[begin PROVIDED RECORDS]

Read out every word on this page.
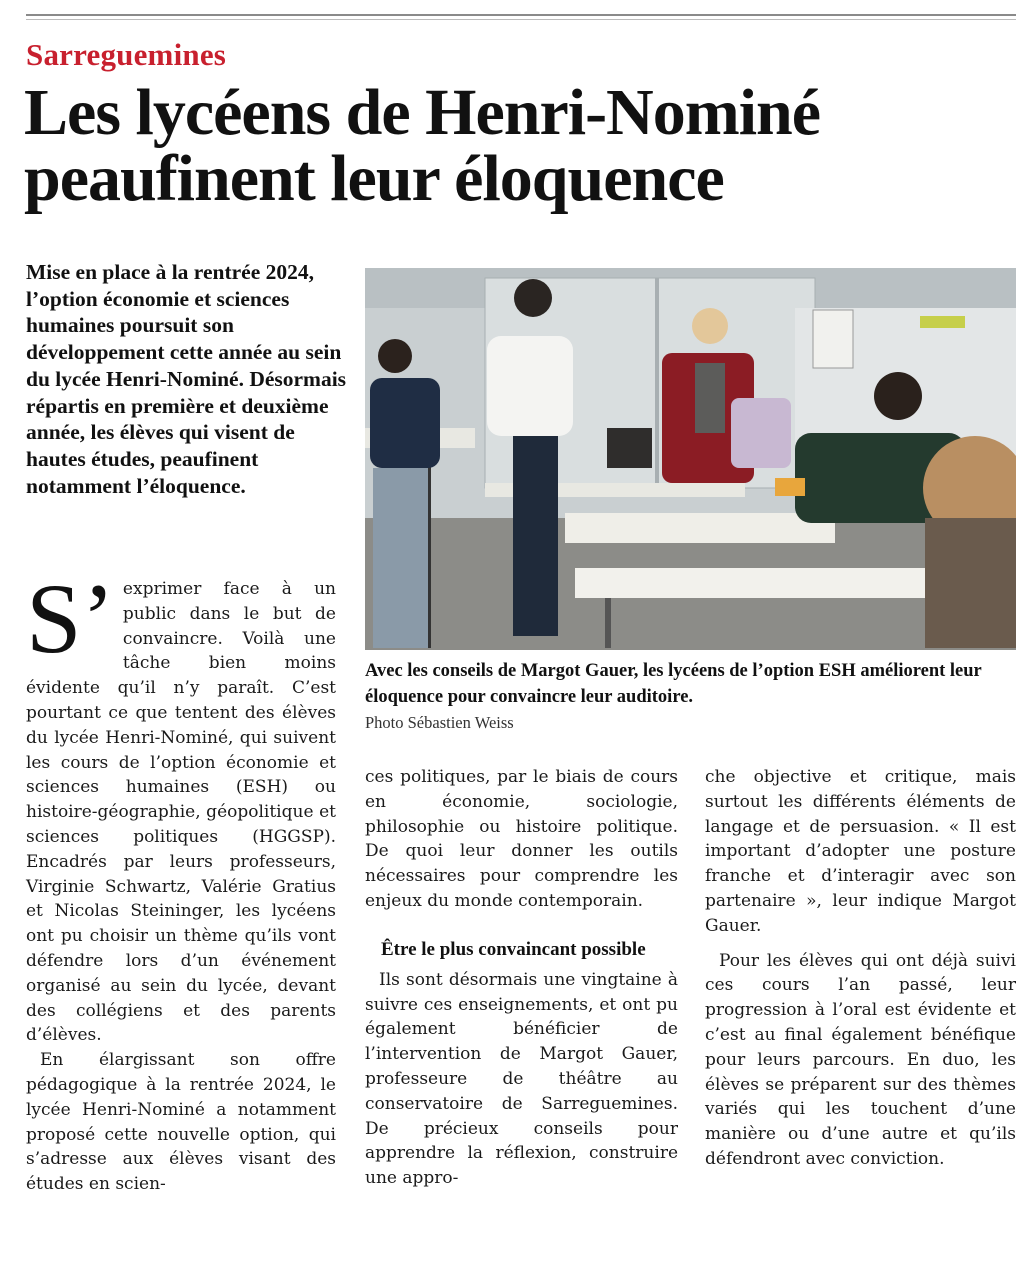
Sarreguemines
Les lycéens de Henri-Nominé peaufinent leur éloquence

Mise en place à la rentrée 2024, l’option économie et sciences humaines poursuit son développement cette année au sein du lycée Henri-Nominé. Désormais répartis en première et deuxième année, les élèves qui visent de hautes études, peaufinent notamment l’éloquence.

Avec les conseils de Margot Gauer, les lycéens de l’option ESH améliorent leur éloquence pour convaincre leur auditoire.

Photo Sébastien Weiss

S’ exprimer face à un public dans le but de convaincre. Voilà une tâche bien moins évidente qu’il n’y paraît. C’est pourtant ce que tentent des élèves du lycée Henri-Nominé, qui suivent les cours de l’option économie et sciences humaines (ESH) ou histoire-géographie, géopolitique et sciences politiques (HGGSP). Encadrés par leurs professeurs, Virginie Schwartz, Valérie Gratius et Nicolas Steininger, les lycéens ont pu choisir un thème qu’ils vont défendre lors d’un événement organisé au sein du lycée, devant des collégiens et des parents d’élèves.

En élargissant son offre pédagogique à la rentrée 2024, le lycée Henri-Nominé a notamment proposé cette nouvelle option, qui s’adresse aux élèves visant des études en scien-

ces politiques, par le biais de cours en économie, sociologie, philosophie ou histoire politique. De quoi leur donner les outils nécessaires pour comprendre les enjeux du monde contemporain.

Être le plus convaincant possible

Ils sont désormais une vingtaine à suivre ces enseignements, et ont pu également bénéficier de l’intervention de Margot Gauer, professeure de théâtre au conservatoire de Sarreguemines. De précieux conseils pour apprendre la réflexion, construire une appro-

che objective et critique, mais surtout les différents éléments de langage et de persuasion. « Il est important d’adopter une posture franche et d’interagir avec son partenaire », leur indique Margot Gauer.

Pour les élèves qui ont déjà suivi ces cours l’an passé, leur progression à l’oral est évidente et c’est au final également bénéfique pour leurs parcours. En duo, les élèves se préparent sur des thèmes variés qui les touchent d’une manière ou d’une autre et qu’ils défendront avec conviction.
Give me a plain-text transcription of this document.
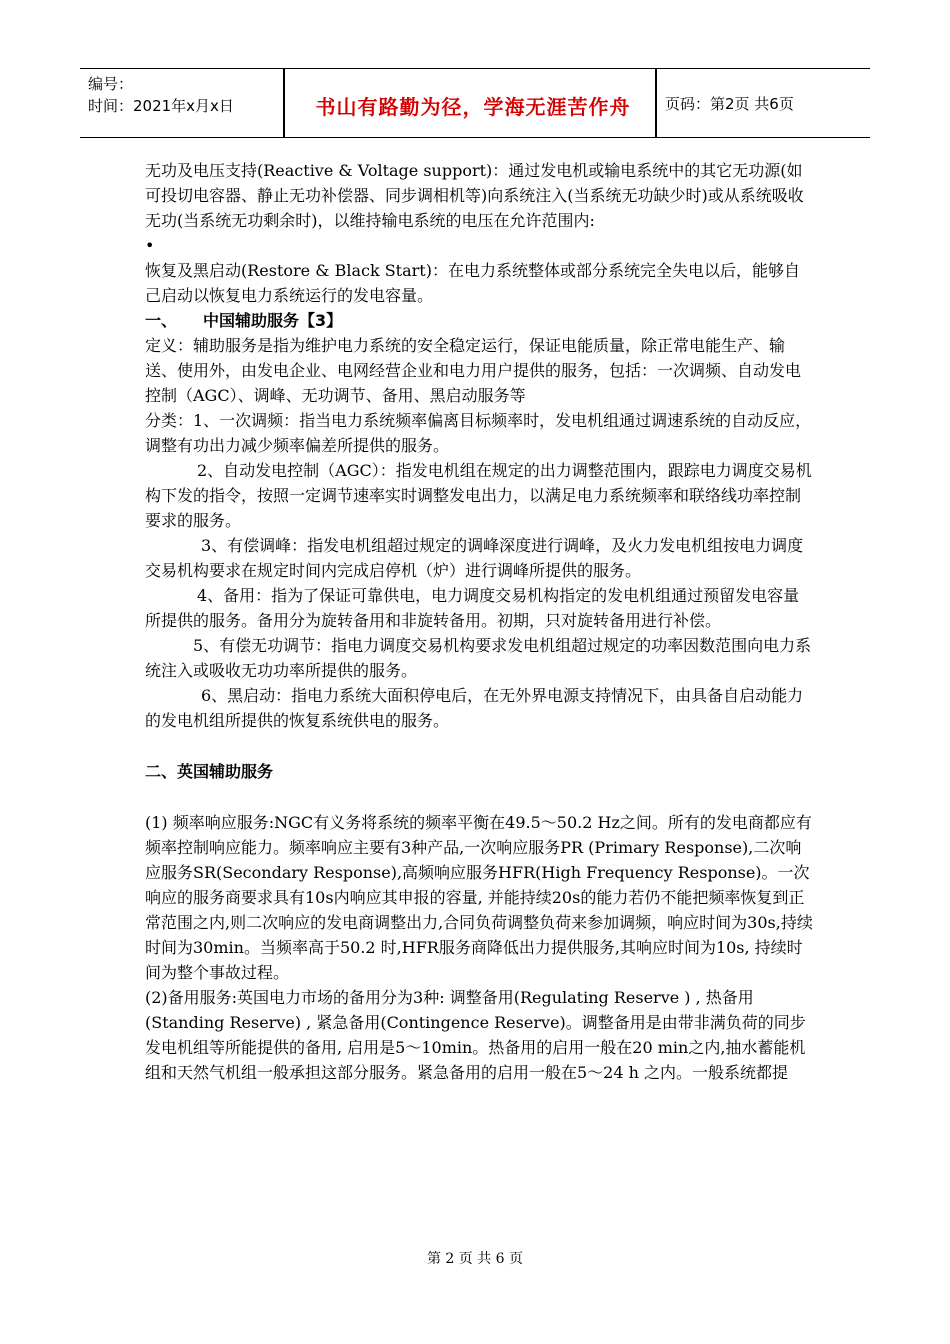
编号：
时间：2021年x月x日	书山有路勤为径，学海无涯苦作舟	页码：第2页 共6页

无功及电压支持(Reactive & Voltage support)：通过发电机或输电系统中的其它无功源(如可投切电容器、静止无功补偿器、同步调相机等)向系统注入(当系统无功缺少时)或从系统吸收无功(当系统无功剩余时)，以维持输电系统的电压在允许范围内:

•

恢复及黑启动(Restore & Black Start)：在电力系统整体或部分系统完全失电以后，能够自己启动以恢复电力系统运行的发电容量。

一、 中国辅助服务【3】

定义：辅助服务是指为维护电力系统的安全稳定运行，保证电能质量，除正常电能生产、输送、使用外，由发电企业、电网经营企业和电力用户提供的服务，包括：一次调频、自动发电控制（AGC）、调峰、无功调节、备用、黑启动服务等

分类：1、一次调频：指当电力系统频率偏离目标频率时，发电机组通过调速系统的自动反应，调整有功出力减少频率偏差所提供的服务。

2、自动发电控制（AGC）：指发电机组在规定的出力调整范围内，跟踪电力调度交易机构下发的指令，按照一定调节速率实时调整发电出力，以满足电力系统频率和联络线功率控制要求的服务。

3、有偿调峰：指发电机组超过规定的调峰深度进行调峰，及火力发电机组按电力调度交易机构要求在规定时间内完成启停机（炉）进行调峰所提供的服务。

4、备用：指为了保证可靠供电，电力调度交易机构指定的发电机组通过预留发电容量所提供的服务。备用分为旋转备用和非旋转备用。初期，只对旋转备用进行补偿。

5、有偿无功调节：指电力调度交易机构要求发电机组超过规定的功率因数范围向电力系统注入或吸收无功功率所提供的服务。

6、黑启动：指电力系统大面积停电后，在无外界电源支持情况下，由具备自启动能力的发电机组所提供的恢复系统供电的服务。

二、英国辅助服务

(1) 频率响应服务:NGC有义务将系统的频率平衡在49.5～50.2 Hz之间。所有的发电商都应有频率控制响应能力。频率响应主要有3种产品,一次响应服务PR (Primary Response),二次响应服务SR(Secondary Response),高频响应服务HFR(High Frequency Response)。一次响应的服务商要求具有10s内响应其申报的容量, 并能持续20s的能力若仍不能把频率恢复到正常范围之内,则二次响应的发电商调整出力,合同负荷调整负荷来参加调频，响应时间为30s,持续时间为30min。当频率高于50.2 时,HFR服务商降低出力提供服务,其响应时间为10s, 持续时间为整个事故过程。

(2)备用服务:英国电力市场的备用分为3种: 调整备用(Regulating Reserve ) , 热备用(Standing Reserve) , 紧急备用(Contingence Reserve)。调整备用是由带非满负荷的同步发电机组等所能提供的备用, 启用是5～10min。热备用的启用一般在20 min之内,抽水蓄能机组和天然气机组一般承担这部分服务。紧急备用的启用一般在5～24 h 之内。一般系统都提

第 2 页 共 6 页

[end PROVIDED RECORDS]

### [WRITTEN EXERCISE]
Make an exact copy of the lines of the records from the line containing "Give me a plain-text" through the final line, both ends included, but not of the pictures.

### [RESPONSE]
Give me a plain-text transcription of this document.
编号：
时间：2021年x月x日	书山有路勤为径，学海无涯苦作舟	页码：第2页 共6页

无功及电压支持(Reactive & Voltage support)：通过发电机或输电系统中的其它无功源(如可投切电容器、静止无功补偿器、同步调相机等)向系统注入(当系统无功缺少时)或从系统吸收无功(当系统无功剩余时)，以维持输电系统的电压在允许范围内:

•

恢复及黑启动(Restore & Black Start)：在电力系统整体或部分系统完全失电以后，能够自己启动以恢复电力系统运行的发电容量。

一、 中国辅助服务【3】

定义：辅助服务是指为维护电力系统的安全稳定运行，保证电能质量，除正常电能生产、输送、使用外，由发电企业、电网经营企业和电力用户提供的服务，包括：一次调频、自动发电控制（AGC）、调峰、无功调节、备用、黑启动服务等

分类：1、一次调频：指当电力系统频率偏离目标频率时，发电机组通过调速系统的自动反应，调整有功出力减少频率偏差所提供的服务。

2、自动发电控制（AGC）：指发电机组在规定的出力调整范围内，跟踪电力调度交易机构下发的指令，按照一定调节速率实时调整发电出力，以满足电力系统频率和联络线功率控制要求的服务。

3、有偿调峰：指发电机组超过规定的调峰深度进行调峰，及火力发电机组按电力调度交易机构要求在规定时间内完成启停机（炉）进行调峰所提供的服务。

4、备用：指为了保证可靠供电，电力调度交易机构指定的发电机组通过预留发电容量所提供的服务。备用分为旋转备用和非旋转备用。初期，只对旋转备用进行补偿。

5、有偿无功调节：指电力调度交易机构要求发电机组超过规定的功率因数范围向电力系统注入或吸收无功功率所提供的服务。

6、黑启动：指电力系统大面积停电后，在无外界电源支持情况下，由具备自启动能力的发电机组所提供的恢复系统供电的服务。

二、英国辅助服务

(1) 频率响应服务:NGC有义务将系统的频率平衡在49.5～50.2 Hz之间。所有的发电商都应有频率控制响应能力。频率响应主要有3种产品,一次响应服务PR (Primary Response),二次响应服务SR(Secondary Response),高频响应服务HFR(High Frequency Response)。一次响应的服务商要求具有10s内响应其申报的容量, 并能持续20s的能力若仍不能把频率恢复到正常范围之内,则二次响应的发电商调整出力,合同负荷调整负荷来参加调频，响应时间为30s,持续时间为30min。当频率高于50.2 时,HFR服务商降低出力提供服务,其响应时间为10s, 持续时间为整个事故过程。

(2)备用服务:英国电力市场的备用分为3种: 调整备用(Regulating Reserve ) , 热备用(Standing Reserve) , 紧急备用(Contingence Reserve)。调整备用是由带非满负荷的同步发电机组等所能提供的备用, 启用是5～10min。热备用的启用一般在20 min之内,抽水蓄能机组和天然气机组一般承担这部分服务。紧急备用的启用一般在5～24 h 之内。一般系统都提

第 2 页 共 6 页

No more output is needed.